* _Task_: Exclude the pictures; give every entry again exactly as written.

* _Exercise data_:
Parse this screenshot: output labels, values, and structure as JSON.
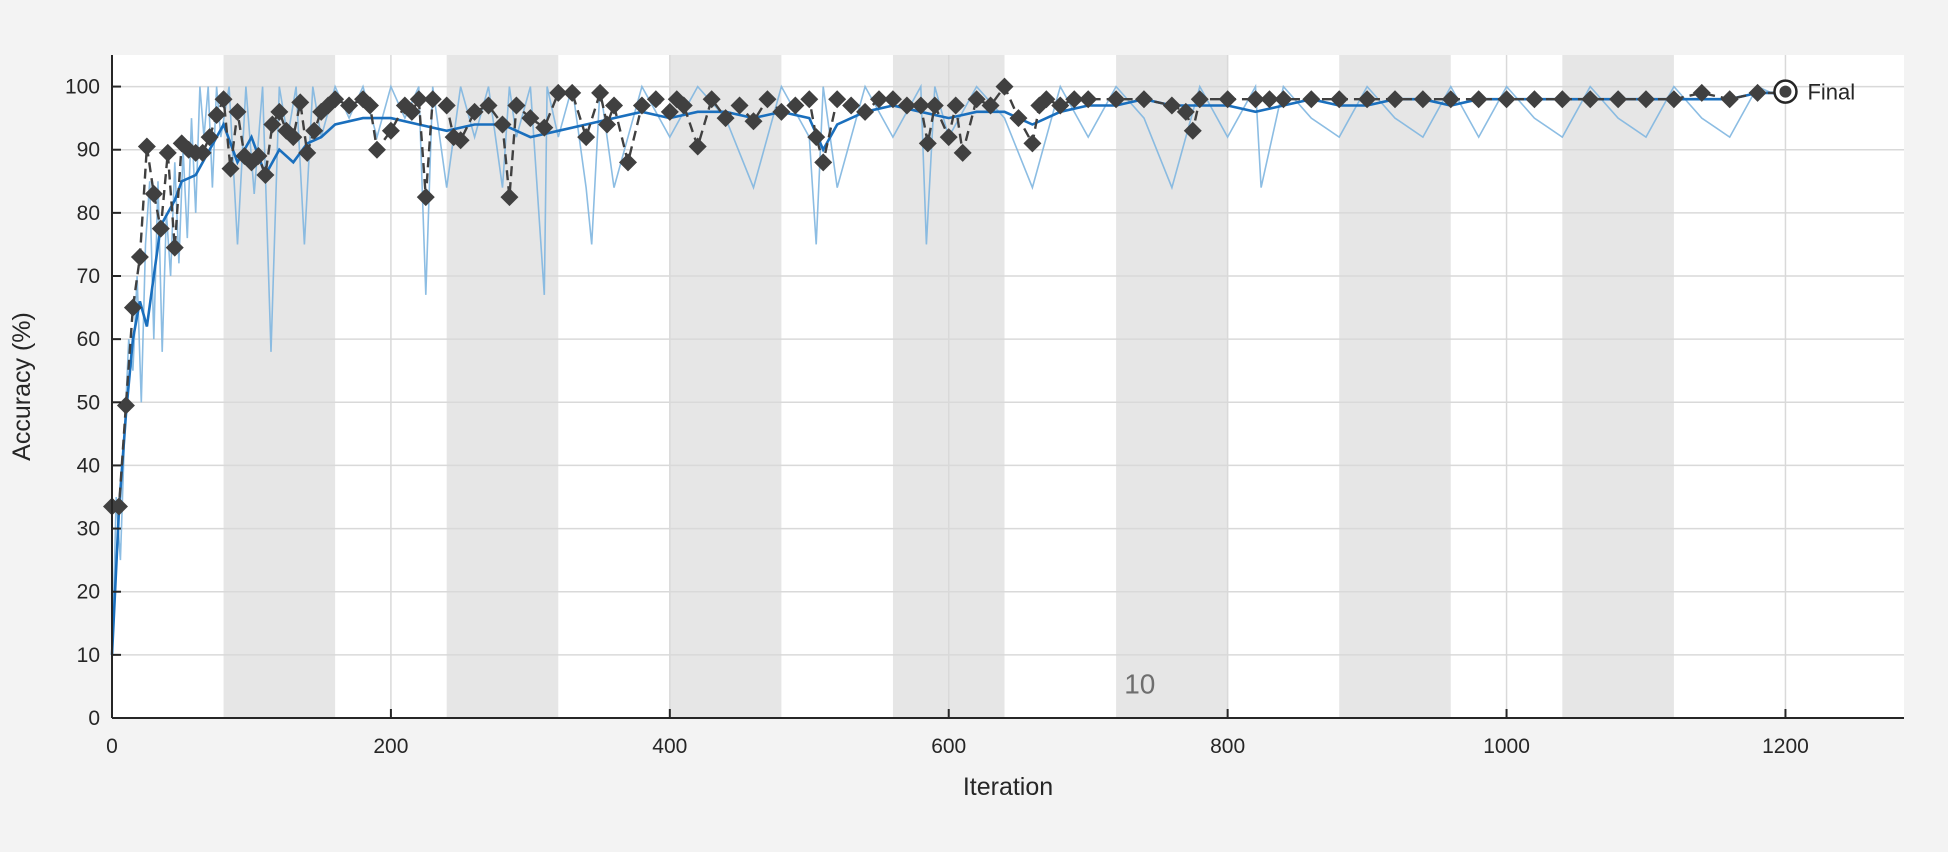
{
  "chart_data": {
    "type": "line",
    "xlabel": "Iteration",
    "ylabel": "Accuracy (%)",
    "xlim": [
      0,
      1285
    ],
    "ylim": [
      0,
      105
    ],
    "x_ticks": [
      0,
      200,
      400,
      600,
      800,
      1000,
      1200
    ],
    "y_ticks": [
      0,
      10,
      20,
      30,
      40,
      50,
      60,
      70,
      80,
      90,
      100
    ],
    "grid": true,
    "epoch_bands": [
      [
        80,
        160
      ],
      [
        240,
        320
      ],
      [
        400,
        480
      ],
      [
        560,
        640
      ],
      [
        720,
        800
      ],
      [
        880,
        960
      ],
      [
        1040,
        1120
      ]
    ],
    "epoch_annotation": {
      "text": "10",
      "x": 737,
      "y": 5.5
    },
    "final_point": {
      "x": 1200,
      "y": 99.2,
      "label": "Final"
    },
    "colors": {
      "raw": "#7fb6e0",
      "smoothed": "#1a6fbd",
      "validation": "#404040",
      "band": "#e6e6e6",
      "grid": "#d9d9d9"
    },
    "series": [
      {
        "kind": "raw",
        "x": [
          0,
          3,
          6,
          9,
          12,
          15,
          18,
          21,
          24,
          27,
          30,
          33,
          36,
          39,
          42,
          45,
          48,
          51,
          54,
          57,
          60,
          63,
          66,
          69,
          72,
          75,
          78,
          84,
          90,
          96,
          102,
          108,
          114,
          120,
          126,
          132,
          138,
          144,
          150,
          160,
          170,
          180,
          190,
          200,
          210,
          220,
          225,
          230,
          240,
          250,
          260,
          270,
          280,
          285,
          290,
          300,
          310,
          312,
          320,
          330,
          340,
          344,
          350,
          360,
          380,
          400,
          420,
          440,
          460,
          480,
          500,
          505,
          510,
          520,
          540,
          560,
          580,
          584,
          590,
          600,
          620,
          640,
          660,
          680,
          700,
          720,
          740,
          760,
          780,
          800,
          820,
          824,
          840,
          860,
          880,
          900,
          920,
          940,
          960,
          980,
          1000,
          1020,
          1040,
          1060,
          1080,
          1100,
          1120,
          1140,
          1160,
          1180,
          1200
        ],
        "y": [
          8,
          35,
          25,
          45,
          60,
          55,
          70,
          50,
          75,
          85,
          60,
          85,
          58,
          80,
          70,
          88,
          72,
          90,
          76,
          95,
          80,
          100,
          92,
          100,
          84,
          100,
          92,
          100,
          75,
          100,
          83,
          100,
          58,
          100,
          92,
          100,
          75,
          100,
          92,
          100,
          95,
          100,
          92,
          100,
          95,
          100,
          67,
          100,
          84,
          100,
          92,
          100,
          84,
          100,
          92,
          100,
          67,
          100,
          92,
          100,
          84,
          75,
          100,
          84,
          100,
          92,
          100,
          95,
          84,
          100,
          92,
          75,
          100,
          84,
          100,
          92,
          100,
          75,
          100,
          92,
          100,
          95,
          84,
          100,
          92,
          100,
          95,
          84,
          100,
          92,
          100,
          84,
          100,
          95,
          92,
          100,
          95,
          92,
          100,
          92,
          100,
          95,
          92,
          100,
          95,
          92,
          100,
          95,
          92,
          100,
          98
        ]
      },
      {
        "kind": "smoothed",
        "x": [
          0,
          5,
          10,
          15,
          20,
          25,
          30,
          35,
          40,
          45,
          50,
          60,
          70,
          80,
          90,
          100,
          110,
          120,
          130,
          140,
          150,
          160,
          180,
          200,
          220,
          240,
          260,
          280,
          300,
          320,
          340,
          360,
          380,
          400,
          420,
          440,
          460,
          480,
          500,
          510,
          520,
          540,
          560,
          580,
          600,
          620,
          640,
          660,
          680,
          700,
          720,
          740,
          760,
          780,
          800,
          820,
          840,
          860,
          880,
          900,
          920,
          940,
          960,
          980,
          1000,
          1020,
          1040,
          1060,
          1080,
          1100,
          1120,
          1140,
          1160,
          1180,
          1200
        ],
        "y": [
          10,
          33,
          48,
          60,
          66,
          62,
          70,
          78,
          80,
          82,
          85,
          86,
          90,
          94,
          88,
          92,
          86,
          90,
          88,
          91,
          92,
          94,
          95,
          95,
          94,
          93,
          94,
          94,
          92,
          93,
          94,
          95,
          96,
          95,
          96,
          96,
          95,
          96,
          95,
          90,
          94,
          96,
          97,
          96,
          95,
          96,
          96,
          94,
          96,
          97,
          97,
          98,
          97,
          97,
          97,
          96,
          97,
          98,
          97,
          97,
          98,
          98,
          97,
          98,
          98,
          98,
          98,
          98,
          98,
          98,
          98,
          98,
          98,
          99,
          99
        ]
      },
      {
        "kind": "validation",
        "x": [
          0,
          5,
          10,
          15,
          20,
          25,
          30,
          35,
          40,
          45,
          50,
          55,
          60,
          65,
          70,
          75,
          80,
          85,
          90,
          95,
          100,
          105,
          110,
          115,
          120,
          125,
          130,
          135,
          140,
          145,
          150,
          155,
          160,
          170,
          180,
          185,
          190,
          200,
          210,
          215,
          220,
          225,
          230,
          240,
          245,
          250,
          260,
          270,
          280,
          285,
          290,
          300,
          310,
          320,
          330,
          340,
          350,
          355,
          360,
          370,
          380,
          390,
          400,
          405,
          410,
          420,
          430,
          440,
          450,
          460,
          470,
          480,
          490,
          500,
          505,
          510,
          520,
          530,
          540,
          550,
          560,
          570,
          580,
          585,
          590,
          600,
          605,
          610,
          620,
          630,
          640,
          650,
          660,
          665,
          670,
          680,
          690,
          700,
          720,
          740,
          760,
          770,
          775,
          780,
          800,
          820,
          830,
          840,
          860,
          880,
          900,
          920,
          940,
          960,
          980,
          1000,
          1020,
          1040,
          1060,
          1080,
          1100,
          1120,
          1140,
          1160,
          1180,
          1200
        ],
        "y": [
          33.5,
          33.5,
          49.5,
          65,
          73,
          90.5,
          83,
          77.5,
          89.5,
          74.5,
          91,
          90,
          89.5,
          89.5,
          92,
          95.5,
          98,
          87,
          96,
          89,
          88,
          89,
          86,
          94,
          96,
          93,
          92,
          97.5,
          89.5,
          93,
          96,
          97,
          98,
          97,
          98,
          97,
          90,
          93,
          97,
          96,
          98,
          82.5,
          98,
          97,
          92,
          91.5,
          96,
          97,
          94,
          82.5,
          97,
          95,
          93.5,
          99,
          99,
          92,
          99,
          94,
          97,
          88,
          97,
          98,
          96,
          98,
          97,
          90.5,
          98,
          95,
          97,
          94.5,
          98,
          96,
          97,
          98,
          92,
          88,
          98,
          97,
          96,
          98,
          98,
          97,
          97,
          91,
          97,
          92,
          97,
          89.5,
          98,
          97,
          100,
          95,
          91,
          97,
          98,
          97,
          98,
          98,
          98,
          98,
          97,
          96,
          93,
          98,
          98,
          98,
          98,
          98,
          98,
          98,
          98,
          98,
          98,
          98,
          98,
          98,
          98,
          98,
          98,
          98,
          98,
          98,
          99,
          98,
          99,
          99
        ]
      }
    ]
  }
}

* _Exercise response_:
Parse this screenshot: output labels, values, and structure as JSON.
{
  "chart_data": {
    "type": "line",
    "xlabel": "Iteration",
    "ylabel": "Accuracy (%)",
    "xlim": [
      0,
      1285
    ],
    "ylim": [
      0,
      105
    ],
    "x_ticks": [
      0,
      200,
      400,
      600,
      800,
      1000,
      1200
    ],
    "y_ticks": [
      0,
      10,
      20,
      30,
      40,
      50,
      60,
      70,
      80,
      90,
      100
    ],
    "grid": true,
    "epoch_bands": [
      [
        80,
        160
      ],
      [
        240,
        320
      ],
      [
        400,
        480
      ],
      [
        560,
        640
      ],
      [
        720,
        800
      ],
      [
        880,
        960
      ],
      [
        1040,
        1120
      ]
    ],
    "epoch_annotation": {
      "text": "10",
      "x": 737,
      "y": 5.5
    },
    "final_point": {
      "x": 1200,
      "y": 99.2,
      "label": "Final"
    },
    "colors": {
      "raw": "#7fb6e0",
      "smoothed": "#1a6fbd",
      "validation": "#404040",
      "band": "#e6e6e6",
      "grid": "#d9d9d9"
    },
    "series": [
      {
        "kind": "raw",
        "x": [
          0,
          3,
          6,
          9,
          12,
          15,
          18,
          21,
          24,
          27,
          30,
          33,
          36,
          39,
          42,
          45,
          48,
          51,
          54,
          57,
          60,
          63,
          66,
          69,
          72,
          75,
          78,
          84,
          90,
          96,
          102,
          108,
          114,
          120,
          126,
          132,
          138,
          144,
          150,
          160,
          170,
          180,
          190,
          200,
          210,
          220,
          225,
          230,
          240,
          250,
          260,
          270,
          280,
          285,
          290,
          300,
          310,
          312,
          320,
          330,
          340,
          344,
          350,
          360,
          380,
          400,
          420,
          440,
          460,
          480,
          500,
          505,
          510,
          520,
          540,
          560,
          580,
          584,
          590,
          600,
          620,
          640,
          660,
          680,
          700,
          720,
          740,
          760,
          780,
          800,
          820,
          824,
          840,
          860,
          880,
          900,
          920,
          940,
          960,
          980,
          1000,
          1020,
          1040,
          1060,
          1080,
          1100,
          1120,
          1140,
          1160,
          1180,
          1200
        ],
        "y": [
          8,
          35,
          25,
          45,
          60,
          55,
          70,
          50,
          75,
          85,
          60,
          85,
          58,
          80,
          70,
          88,
          72,
          90,
          76,
          95,
          80,
          100,
          92,
          100,
          84,
          100,
          92,
          100,
          75,
          100,
          83,
          100,
          58,
          100,
          92,
          100,
          75,
          100,
          92,
          100,
          95,
          100,
          92,
          100,
          95,
          100,
          67,
          100,
          84,
          100,
          92,
          100,
          84,
          100,
          92,
          100,
          67,
          100,
          92,
          100,
          84,
          75,
          100,
          84,
          100,
          92,
          100,
          95,
          84,
          100,
          92,
          75,
          100,
          84,
          100,
          92,
          100,
          75,
          100,
          92,
          100,
          95,
          84,
          100,
          92,
          100,
          95,
          84,
          100,
          92,
          100,
          84,
          100,
          95,
          92,
          100,
          95,
          92,
          100,
          92,
          100,
          95,
          92,
          100,
          95,
          92,
          100,
          95,
          92,
          100,
          98
        ]
      },
      {
        "kind": "smoothed",
        "x": [
          0,
          5,
          10,
          15,
          20,
          25,
          30,
          35,
          40,
          45,
          50,
          60,
          70,
          80,
          90,
          100,
          110,
          120,
          130,
          140,
          150,
          160,
          180,
          200,
          220,
          240,
          260,
          280,
          300,
          320,
          340,
          360,
          380,
          400,
          420,
          440,
          460,
          480,
          500,
          510,
          520,
          540,
          560,
          580,
          600,
          620,
          640,
          660,
          680,
          700,
          720,
          740,
          760,
          780,
          800,
          820,
          840,
          860,
          880,
          900,
          920,
          940,
          960,
          980,
          1000,
          1020,
          1040,
          1060,
          1080,
          1100,
          1120,
          1140,
          1160,
          1180,
          1200
        ],
        "y": [
          10,
          33,
          48,
          60,
          66,
          62,
          70,
          78,
          80,
          82,
          85,
          86,
          90,
          94,
          88,
          92,
          86,
          90,
          88,
          91,
          92,
          94,
          95,
          95,
          94,
          93,
          94,
          94,
          92,
          93,
          94,
          95,
          96,
          95,
          96,
          96,
          95,
          96,
          95,
          90,
          94,
          96,
          97,
          96,
          95,
          96,
          96,
          94,
          96,
          97,
          97,
          98,
          97,
          97,
          97,
          96,
          97,
          98,
          97,
          97,
          98,
          98,
          97,
          98,
          98,
          98,
          98,
          98,
          98,
          98,
          98,
          98,
          98,
          99,
          99
        ]
      },
      {
        "kind": "validation",
        "x": [
          0,
          5,
          10,
          15,
          20,
          25,
          30,
          35,
          40,
          45,
          50,
          55,
          60,
          65,
          70,
          75,
          80,
          85,
          90,
          95,
          100,
          105,
          110,
          115,
          120,
          125,
          130,
          135,
          140,
          145,
          150,
          155,
          160,
          170,
          180,
          185,
          190,
          200,
          210,
          215,
          220,
          225,
          230,
          240,
          245,
          250,
          260,
          270,
          280,
          285,
          290,
          300,
          310,
          320,
          330,
          340,
          350,
          355,
          360,
          370,
          380,
          390,
          400,
          405,
          410,
          420,
          430,
          440,
          450,
          460,
          470,
          480,
          490,
          500,
          505,
          510,
          520,
          530,
          540,
          550,
          560,
          570,
          580,
          585,
          590,
          600,
          605,
          610,
          620,
          630,
          640,
          650,
          660,
          665,
          670,
          680,
          690,
          700,
          720,
          740,
          760,
          770,
          775,
          780,
          800,
          820,
          830,
          840,
          860,
          880,
          900,
          920,
          940,
          960,
          980,
          1000,
          1020,
          1040,
          1060,
          1080,
          1100,
          1120,
          1140,
          1160,
          1180,
          1200
        ],
        "y": [
          33.5,
          33.5,
          49.5,
          65,
          73,
          90.5,
          83,
          77.5,
          89.5,
          74.5,
          91,
          90,
          89.5,
          89.5,
          92,
          95.5,
          98,
          87,
          96,
          89,
          88,
          89,
          86,
          94,
          96,
          93,
          92,
          97.5,
          89.5,
          93,
          96,
          97,
          98,
          97,
          98,
          97,
          90,
          93,
          97,
          96,
          98,
          82.5,
          98,
          97,
          92,
          91.5,
          96,
          97,
          94,
          82.5,
          97,
          95,
          93.5,
          99,
          99,
          92,
          99,
          94,
          97,
          88,
          97,
          98,
          96,
          98,
          97,
          90.5,
          98,
          95,
          97,
          94.5,
          98,
          96,
          97,
          98,
          92,
          88,
          98,
          97,
          96,
          98,
          98,
          97,
          97,
          91,
          97,
          92,
          97,
          89.5,
          98,
          97,
          100,
          95,
          91,
          97,
          98,
          97,
          98,
          98,
          98,
          98,
          97,
          96,
          93,
          98,
          98,
          98,
          98,
          98,
          98,
          98,
          98,
          98,
          98,
          98,
          98,
          98,
          98,
          98,
          98,
          98,
          98,
          98,
          99,
          98,
          99,
          99
        ]
      }
    ]
  }
}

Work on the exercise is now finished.